## EXERCISE DETAILS
Looking at the listing, state how many of its lines contain the string "title". Write only the number.

## THE RECORDS
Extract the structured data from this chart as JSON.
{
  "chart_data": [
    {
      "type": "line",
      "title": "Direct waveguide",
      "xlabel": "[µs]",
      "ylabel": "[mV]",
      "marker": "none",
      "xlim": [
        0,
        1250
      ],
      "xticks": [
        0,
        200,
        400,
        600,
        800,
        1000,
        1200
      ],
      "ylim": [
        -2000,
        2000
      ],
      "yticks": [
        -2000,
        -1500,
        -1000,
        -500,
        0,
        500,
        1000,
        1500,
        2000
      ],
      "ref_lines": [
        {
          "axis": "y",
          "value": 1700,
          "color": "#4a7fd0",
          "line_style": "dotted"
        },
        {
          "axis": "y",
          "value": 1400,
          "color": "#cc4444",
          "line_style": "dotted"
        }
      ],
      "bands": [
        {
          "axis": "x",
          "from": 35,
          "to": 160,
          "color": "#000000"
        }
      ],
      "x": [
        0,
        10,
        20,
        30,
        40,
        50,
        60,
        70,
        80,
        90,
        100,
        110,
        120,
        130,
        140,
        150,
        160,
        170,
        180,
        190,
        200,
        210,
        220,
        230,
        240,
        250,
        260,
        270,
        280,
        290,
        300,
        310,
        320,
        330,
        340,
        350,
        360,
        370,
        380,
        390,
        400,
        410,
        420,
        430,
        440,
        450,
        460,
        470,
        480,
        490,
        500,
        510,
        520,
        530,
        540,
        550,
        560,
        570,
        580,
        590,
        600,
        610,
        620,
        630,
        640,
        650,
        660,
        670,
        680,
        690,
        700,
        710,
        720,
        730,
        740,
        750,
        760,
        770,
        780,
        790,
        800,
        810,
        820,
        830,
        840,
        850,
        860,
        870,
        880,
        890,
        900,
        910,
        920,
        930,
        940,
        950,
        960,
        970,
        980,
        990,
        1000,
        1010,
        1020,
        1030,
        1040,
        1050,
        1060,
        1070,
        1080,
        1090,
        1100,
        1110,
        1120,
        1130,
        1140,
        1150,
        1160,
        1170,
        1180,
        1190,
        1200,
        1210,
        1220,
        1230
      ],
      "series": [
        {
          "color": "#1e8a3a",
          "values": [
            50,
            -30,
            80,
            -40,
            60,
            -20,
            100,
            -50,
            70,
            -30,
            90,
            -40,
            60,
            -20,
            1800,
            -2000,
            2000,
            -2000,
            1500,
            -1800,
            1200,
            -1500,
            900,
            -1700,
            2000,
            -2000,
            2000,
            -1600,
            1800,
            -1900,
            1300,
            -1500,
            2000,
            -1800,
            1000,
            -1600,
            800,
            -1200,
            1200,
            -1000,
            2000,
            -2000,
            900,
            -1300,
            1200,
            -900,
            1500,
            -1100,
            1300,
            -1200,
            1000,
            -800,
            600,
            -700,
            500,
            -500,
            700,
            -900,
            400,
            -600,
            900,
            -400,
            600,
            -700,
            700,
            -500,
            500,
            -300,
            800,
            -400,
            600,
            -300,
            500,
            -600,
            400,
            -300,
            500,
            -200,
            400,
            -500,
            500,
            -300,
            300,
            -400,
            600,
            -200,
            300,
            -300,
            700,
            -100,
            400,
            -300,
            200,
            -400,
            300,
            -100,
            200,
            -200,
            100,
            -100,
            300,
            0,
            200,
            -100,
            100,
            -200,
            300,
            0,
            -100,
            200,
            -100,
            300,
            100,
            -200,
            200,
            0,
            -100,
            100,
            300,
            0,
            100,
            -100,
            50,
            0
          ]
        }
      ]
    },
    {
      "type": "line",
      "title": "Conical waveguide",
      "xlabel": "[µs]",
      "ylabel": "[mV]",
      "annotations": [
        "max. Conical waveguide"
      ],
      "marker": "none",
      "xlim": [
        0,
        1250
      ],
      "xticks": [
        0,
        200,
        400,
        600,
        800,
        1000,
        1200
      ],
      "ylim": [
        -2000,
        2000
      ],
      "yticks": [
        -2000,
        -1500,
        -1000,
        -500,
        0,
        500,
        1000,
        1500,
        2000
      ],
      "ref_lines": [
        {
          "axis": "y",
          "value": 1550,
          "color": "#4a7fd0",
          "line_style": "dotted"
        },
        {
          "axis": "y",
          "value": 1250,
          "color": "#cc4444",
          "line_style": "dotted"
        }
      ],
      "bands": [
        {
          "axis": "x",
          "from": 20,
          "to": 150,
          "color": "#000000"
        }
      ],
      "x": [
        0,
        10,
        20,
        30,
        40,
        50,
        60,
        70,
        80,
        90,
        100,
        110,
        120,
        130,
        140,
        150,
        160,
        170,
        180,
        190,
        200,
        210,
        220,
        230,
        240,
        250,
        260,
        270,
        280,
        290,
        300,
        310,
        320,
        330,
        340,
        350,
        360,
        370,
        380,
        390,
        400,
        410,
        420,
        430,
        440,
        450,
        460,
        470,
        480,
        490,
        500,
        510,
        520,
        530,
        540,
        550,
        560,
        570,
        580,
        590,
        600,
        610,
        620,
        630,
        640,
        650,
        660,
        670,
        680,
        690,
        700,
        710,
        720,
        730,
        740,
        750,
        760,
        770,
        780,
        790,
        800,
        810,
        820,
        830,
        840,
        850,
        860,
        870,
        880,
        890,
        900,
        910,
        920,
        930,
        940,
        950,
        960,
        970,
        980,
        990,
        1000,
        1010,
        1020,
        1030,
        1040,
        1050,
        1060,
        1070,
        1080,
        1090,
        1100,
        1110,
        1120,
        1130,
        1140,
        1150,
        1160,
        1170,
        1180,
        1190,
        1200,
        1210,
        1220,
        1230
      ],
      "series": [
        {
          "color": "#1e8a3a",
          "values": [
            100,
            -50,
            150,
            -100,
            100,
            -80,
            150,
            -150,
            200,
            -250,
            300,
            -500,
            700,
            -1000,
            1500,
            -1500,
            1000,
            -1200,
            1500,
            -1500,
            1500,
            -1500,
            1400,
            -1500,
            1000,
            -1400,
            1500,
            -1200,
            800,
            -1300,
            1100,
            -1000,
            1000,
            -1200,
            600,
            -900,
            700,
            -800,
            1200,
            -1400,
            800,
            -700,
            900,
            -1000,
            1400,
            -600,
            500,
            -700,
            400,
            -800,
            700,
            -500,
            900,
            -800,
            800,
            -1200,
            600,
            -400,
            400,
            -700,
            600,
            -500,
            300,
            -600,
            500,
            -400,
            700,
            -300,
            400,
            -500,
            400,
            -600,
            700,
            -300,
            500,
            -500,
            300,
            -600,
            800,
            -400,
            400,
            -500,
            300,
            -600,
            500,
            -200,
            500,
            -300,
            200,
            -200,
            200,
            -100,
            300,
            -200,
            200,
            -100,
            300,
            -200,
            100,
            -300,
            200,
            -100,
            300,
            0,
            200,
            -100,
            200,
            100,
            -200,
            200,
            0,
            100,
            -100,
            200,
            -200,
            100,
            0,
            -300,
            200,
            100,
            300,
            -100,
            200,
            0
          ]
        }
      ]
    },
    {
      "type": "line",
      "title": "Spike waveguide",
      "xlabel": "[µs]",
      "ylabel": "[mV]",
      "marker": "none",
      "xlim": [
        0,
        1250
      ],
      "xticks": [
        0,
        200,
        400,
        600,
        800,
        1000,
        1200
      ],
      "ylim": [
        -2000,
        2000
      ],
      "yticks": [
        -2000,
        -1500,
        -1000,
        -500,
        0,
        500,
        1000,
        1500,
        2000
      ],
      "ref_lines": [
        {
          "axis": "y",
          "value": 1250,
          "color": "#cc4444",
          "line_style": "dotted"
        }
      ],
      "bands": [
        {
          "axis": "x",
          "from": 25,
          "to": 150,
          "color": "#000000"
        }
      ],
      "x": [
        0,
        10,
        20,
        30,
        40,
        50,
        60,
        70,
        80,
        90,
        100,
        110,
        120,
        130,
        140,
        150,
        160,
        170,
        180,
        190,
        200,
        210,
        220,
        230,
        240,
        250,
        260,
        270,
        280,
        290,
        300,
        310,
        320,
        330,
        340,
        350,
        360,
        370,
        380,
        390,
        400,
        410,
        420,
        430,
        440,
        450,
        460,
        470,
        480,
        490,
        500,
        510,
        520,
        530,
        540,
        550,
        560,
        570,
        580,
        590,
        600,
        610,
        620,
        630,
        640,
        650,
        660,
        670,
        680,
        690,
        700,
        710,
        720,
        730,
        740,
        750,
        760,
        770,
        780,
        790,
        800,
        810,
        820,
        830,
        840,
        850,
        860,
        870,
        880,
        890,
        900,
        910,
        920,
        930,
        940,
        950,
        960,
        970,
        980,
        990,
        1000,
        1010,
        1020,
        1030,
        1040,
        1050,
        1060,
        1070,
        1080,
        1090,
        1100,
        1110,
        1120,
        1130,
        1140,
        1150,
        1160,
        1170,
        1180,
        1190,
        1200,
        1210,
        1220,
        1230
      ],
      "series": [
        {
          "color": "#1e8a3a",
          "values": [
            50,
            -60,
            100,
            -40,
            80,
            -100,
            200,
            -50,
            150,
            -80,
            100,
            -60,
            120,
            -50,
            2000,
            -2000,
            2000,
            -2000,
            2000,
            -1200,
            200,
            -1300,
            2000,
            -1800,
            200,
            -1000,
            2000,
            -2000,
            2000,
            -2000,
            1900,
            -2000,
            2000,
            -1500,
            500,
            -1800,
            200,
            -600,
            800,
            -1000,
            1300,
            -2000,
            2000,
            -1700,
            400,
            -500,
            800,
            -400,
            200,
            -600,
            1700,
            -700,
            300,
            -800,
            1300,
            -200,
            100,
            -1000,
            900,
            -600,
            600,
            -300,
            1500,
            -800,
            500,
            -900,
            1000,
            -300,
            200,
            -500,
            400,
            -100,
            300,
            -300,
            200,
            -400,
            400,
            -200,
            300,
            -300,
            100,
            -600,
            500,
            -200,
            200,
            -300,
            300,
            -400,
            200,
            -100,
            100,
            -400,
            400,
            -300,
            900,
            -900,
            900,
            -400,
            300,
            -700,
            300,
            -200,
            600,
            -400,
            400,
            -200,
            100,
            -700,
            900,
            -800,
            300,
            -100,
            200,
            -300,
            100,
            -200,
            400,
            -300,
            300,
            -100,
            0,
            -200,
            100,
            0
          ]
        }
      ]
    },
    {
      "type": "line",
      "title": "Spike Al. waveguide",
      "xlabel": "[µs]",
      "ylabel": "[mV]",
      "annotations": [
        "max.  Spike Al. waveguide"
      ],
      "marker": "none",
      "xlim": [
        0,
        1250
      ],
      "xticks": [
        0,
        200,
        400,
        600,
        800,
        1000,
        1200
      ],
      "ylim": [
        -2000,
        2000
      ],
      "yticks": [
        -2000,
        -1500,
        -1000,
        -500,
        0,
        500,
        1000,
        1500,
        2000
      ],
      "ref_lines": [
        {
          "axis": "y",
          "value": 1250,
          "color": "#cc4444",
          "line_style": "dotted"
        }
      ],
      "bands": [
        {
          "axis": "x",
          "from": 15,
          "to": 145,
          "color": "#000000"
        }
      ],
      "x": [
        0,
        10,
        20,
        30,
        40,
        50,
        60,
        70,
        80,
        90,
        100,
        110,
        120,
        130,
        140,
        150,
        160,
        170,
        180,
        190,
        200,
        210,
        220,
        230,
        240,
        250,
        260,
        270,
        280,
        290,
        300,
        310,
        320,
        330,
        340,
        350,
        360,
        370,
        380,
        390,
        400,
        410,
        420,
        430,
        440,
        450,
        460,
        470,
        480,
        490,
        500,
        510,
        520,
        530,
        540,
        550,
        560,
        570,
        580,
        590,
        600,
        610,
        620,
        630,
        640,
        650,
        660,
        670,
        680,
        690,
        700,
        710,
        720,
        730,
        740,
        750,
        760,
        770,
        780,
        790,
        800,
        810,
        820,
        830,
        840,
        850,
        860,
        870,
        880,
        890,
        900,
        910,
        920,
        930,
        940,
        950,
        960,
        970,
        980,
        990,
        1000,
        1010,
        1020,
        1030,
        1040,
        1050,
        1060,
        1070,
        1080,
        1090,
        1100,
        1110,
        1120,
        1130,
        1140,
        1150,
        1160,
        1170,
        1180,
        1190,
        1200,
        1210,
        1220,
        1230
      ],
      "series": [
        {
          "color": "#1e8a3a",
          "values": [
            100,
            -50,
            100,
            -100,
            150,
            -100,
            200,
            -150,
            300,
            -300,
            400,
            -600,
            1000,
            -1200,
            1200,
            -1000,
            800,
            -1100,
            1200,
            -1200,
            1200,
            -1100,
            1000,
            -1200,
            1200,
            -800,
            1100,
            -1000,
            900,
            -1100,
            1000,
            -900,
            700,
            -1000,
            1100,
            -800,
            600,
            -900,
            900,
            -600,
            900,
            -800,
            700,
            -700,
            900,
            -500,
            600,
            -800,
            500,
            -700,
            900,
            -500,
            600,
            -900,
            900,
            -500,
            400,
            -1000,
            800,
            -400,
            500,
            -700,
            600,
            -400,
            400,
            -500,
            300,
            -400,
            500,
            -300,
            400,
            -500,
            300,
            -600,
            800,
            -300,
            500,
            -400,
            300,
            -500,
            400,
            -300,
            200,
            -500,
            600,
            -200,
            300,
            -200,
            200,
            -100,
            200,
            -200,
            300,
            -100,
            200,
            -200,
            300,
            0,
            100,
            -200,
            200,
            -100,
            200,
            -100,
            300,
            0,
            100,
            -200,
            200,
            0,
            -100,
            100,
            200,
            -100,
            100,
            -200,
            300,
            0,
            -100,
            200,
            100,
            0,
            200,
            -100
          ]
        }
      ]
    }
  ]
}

## EXPECTED ANSWER
4